*What is needed*. Count lines, not occurrences: report how many lines in the records hold the string "within", and nothing else.

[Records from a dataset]
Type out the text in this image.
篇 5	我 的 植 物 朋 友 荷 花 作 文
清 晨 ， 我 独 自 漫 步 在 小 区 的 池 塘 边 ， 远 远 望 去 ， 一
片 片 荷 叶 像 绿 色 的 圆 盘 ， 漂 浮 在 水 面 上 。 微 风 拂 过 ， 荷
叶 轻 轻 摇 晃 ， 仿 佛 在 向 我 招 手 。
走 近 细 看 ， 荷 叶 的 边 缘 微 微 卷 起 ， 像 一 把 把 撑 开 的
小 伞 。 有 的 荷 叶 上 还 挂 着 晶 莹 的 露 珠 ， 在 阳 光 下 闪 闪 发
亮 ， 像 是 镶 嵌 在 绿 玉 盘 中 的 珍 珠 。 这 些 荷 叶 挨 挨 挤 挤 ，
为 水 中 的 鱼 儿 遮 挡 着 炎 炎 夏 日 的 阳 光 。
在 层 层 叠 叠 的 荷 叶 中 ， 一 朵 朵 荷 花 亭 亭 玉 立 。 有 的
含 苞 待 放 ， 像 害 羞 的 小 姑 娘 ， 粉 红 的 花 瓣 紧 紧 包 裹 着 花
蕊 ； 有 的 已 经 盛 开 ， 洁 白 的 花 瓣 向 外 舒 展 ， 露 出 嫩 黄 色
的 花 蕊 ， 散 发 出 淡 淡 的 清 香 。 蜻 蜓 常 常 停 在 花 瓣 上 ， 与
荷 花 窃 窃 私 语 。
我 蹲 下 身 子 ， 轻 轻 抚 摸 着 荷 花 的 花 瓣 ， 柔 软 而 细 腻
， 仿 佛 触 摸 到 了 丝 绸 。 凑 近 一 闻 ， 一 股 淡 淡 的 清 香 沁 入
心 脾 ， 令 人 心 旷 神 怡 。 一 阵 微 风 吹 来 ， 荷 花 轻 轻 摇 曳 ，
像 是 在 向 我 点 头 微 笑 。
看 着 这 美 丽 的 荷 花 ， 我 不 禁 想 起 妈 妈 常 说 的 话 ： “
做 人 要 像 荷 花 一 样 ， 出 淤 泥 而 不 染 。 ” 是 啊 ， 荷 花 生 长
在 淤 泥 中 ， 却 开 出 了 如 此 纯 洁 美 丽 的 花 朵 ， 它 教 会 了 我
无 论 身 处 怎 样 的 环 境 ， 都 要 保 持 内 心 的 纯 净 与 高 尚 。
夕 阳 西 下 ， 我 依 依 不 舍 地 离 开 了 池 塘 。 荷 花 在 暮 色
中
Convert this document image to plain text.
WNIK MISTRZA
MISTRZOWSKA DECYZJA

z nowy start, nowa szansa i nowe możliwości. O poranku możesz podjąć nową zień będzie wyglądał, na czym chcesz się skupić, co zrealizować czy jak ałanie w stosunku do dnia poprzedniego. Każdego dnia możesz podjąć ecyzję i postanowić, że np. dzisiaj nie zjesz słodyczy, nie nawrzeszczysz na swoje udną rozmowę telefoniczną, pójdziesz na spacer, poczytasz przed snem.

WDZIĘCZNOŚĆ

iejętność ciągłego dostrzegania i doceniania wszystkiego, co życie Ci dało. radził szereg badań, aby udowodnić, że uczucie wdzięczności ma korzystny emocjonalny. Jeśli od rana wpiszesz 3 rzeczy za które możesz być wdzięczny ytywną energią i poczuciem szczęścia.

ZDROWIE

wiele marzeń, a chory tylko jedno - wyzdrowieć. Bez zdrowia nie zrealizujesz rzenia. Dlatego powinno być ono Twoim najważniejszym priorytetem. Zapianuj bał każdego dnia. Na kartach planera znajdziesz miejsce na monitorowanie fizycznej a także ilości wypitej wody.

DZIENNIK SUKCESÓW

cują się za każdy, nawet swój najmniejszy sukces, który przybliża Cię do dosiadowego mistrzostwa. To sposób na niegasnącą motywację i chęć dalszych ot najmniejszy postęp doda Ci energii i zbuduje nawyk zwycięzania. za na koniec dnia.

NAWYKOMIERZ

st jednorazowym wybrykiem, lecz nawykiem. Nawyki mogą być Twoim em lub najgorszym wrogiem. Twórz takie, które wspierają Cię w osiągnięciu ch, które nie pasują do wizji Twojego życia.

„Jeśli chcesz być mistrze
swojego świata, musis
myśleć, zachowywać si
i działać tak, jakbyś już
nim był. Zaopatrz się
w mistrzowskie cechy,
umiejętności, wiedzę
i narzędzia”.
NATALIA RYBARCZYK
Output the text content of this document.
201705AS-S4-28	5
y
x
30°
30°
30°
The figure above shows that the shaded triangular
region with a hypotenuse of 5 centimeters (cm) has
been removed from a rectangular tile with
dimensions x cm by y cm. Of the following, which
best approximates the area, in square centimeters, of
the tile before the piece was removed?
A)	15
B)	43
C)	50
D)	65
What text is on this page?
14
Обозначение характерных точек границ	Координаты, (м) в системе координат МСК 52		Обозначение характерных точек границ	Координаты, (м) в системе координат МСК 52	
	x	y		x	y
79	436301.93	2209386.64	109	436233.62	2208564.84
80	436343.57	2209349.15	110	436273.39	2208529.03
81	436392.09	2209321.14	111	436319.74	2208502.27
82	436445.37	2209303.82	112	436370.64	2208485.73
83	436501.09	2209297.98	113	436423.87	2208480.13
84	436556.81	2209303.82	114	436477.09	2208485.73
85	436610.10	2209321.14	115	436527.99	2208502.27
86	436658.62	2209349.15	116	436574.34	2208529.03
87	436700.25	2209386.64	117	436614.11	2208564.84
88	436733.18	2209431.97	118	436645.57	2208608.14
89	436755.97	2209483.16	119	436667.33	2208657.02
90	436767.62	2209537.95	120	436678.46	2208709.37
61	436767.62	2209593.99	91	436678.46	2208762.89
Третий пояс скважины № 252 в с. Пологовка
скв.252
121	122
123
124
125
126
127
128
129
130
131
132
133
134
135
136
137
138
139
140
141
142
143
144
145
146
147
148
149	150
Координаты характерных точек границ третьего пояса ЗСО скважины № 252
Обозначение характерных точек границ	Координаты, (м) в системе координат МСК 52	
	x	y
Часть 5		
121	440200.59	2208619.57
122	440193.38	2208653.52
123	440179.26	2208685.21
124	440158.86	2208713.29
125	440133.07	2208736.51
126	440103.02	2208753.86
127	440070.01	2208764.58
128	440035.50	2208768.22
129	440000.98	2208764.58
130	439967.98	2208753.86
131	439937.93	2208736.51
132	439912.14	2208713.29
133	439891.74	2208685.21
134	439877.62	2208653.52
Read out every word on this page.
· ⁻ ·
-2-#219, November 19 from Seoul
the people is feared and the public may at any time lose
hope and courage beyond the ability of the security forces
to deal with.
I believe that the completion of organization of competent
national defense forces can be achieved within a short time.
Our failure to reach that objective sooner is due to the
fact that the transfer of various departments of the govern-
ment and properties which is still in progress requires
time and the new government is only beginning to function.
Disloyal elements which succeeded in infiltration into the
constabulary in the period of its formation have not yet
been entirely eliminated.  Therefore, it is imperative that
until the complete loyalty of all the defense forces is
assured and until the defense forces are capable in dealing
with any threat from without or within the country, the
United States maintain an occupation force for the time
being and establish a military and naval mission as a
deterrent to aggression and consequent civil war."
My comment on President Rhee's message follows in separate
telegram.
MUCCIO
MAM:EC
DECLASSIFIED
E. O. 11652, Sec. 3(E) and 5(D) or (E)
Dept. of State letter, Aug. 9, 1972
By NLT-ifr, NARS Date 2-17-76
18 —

*Task output*. 2